◆ **WHAT YOU HAVE TO DO**
Using the listing below, copy every line that mentions "this".

* Start *

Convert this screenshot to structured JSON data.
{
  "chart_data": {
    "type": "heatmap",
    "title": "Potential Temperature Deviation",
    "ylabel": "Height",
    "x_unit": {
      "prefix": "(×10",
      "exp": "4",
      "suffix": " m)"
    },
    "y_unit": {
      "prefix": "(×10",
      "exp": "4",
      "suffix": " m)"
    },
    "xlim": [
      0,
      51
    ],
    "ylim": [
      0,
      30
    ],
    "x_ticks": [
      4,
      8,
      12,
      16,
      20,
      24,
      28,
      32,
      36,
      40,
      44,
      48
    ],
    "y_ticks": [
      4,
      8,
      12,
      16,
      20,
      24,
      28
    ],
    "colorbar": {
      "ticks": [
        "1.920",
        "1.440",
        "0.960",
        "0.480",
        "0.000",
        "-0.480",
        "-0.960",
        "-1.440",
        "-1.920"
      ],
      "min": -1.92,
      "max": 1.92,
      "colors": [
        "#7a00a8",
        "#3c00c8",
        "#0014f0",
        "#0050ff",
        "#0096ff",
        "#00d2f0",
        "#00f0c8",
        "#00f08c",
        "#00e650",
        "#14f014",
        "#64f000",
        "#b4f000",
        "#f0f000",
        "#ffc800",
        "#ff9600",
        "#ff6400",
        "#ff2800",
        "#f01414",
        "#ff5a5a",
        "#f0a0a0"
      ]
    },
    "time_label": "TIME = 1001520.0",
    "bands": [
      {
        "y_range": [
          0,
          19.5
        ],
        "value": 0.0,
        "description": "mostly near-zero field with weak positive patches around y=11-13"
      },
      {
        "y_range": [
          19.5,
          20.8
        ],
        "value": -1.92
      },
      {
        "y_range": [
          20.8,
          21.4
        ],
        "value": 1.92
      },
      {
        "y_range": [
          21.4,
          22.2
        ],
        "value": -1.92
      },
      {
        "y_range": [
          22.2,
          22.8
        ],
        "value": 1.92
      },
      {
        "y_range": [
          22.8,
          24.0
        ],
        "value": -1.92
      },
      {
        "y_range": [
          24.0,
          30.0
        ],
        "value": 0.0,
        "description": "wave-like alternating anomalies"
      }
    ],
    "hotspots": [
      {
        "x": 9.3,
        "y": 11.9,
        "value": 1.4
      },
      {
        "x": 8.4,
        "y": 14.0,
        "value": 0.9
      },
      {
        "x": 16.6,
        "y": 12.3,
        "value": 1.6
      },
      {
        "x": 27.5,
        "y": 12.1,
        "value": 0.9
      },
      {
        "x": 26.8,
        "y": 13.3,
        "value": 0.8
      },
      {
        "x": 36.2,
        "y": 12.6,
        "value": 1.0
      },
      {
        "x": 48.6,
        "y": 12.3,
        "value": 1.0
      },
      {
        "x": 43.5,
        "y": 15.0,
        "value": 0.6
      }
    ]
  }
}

* End *
* Start *

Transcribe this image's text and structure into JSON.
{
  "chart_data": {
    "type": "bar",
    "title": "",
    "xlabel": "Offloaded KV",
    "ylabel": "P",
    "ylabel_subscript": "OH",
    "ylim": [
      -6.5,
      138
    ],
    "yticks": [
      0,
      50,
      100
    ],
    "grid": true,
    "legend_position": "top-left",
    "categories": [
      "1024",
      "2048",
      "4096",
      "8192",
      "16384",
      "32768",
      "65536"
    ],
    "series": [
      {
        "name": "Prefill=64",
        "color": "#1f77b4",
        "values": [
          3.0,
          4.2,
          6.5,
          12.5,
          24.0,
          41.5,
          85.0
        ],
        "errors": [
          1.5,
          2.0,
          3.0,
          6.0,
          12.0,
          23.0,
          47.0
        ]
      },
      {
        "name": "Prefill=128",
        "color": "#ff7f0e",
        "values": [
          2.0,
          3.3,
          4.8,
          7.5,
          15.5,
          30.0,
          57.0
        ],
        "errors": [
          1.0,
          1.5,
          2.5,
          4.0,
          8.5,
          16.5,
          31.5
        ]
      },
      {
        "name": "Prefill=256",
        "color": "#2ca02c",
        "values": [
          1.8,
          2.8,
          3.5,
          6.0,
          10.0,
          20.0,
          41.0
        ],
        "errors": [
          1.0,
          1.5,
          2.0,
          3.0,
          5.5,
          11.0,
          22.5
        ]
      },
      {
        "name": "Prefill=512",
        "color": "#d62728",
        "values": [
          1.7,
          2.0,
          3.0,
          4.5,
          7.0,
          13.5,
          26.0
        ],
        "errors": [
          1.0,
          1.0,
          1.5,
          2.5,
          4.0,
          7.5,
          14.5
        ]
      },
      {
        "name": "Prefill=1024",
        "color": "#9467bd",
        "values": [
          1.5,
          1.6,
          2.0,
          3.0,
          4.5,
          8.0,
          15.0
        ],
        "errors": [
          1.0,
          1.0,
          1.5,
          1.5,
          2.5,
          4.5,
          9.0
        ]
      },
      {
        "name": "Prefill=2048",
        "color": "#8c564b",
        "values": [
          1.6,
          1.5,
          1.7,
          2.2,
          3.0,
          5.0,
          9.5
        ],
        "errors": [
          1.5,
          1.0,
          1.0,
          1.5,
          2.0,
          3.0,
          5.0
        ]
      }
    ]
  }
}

* End *
* Start *

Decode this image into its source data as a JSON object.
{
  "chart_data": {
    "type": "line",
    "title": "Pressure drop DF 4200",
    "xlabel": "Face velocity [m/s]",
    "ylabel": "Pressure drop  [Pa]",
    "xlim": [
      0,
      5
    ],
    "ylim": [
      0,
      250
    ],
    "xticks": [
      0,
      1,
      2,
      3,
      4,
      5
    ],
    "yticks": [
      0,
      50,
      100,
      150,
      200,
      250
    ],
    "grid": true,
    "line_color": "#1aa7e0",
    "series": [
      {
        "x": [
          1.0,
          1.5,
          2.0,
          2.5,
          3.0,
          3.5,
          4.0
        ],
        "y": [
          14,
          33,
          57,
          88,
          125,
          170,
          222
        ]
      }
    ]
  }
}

* End *

◆ **RESPONSE**
Convert this screenshot to structured JSON data.
Transcribe this image's text and structure into JSON.
Decode this image into its source data as a JSON object.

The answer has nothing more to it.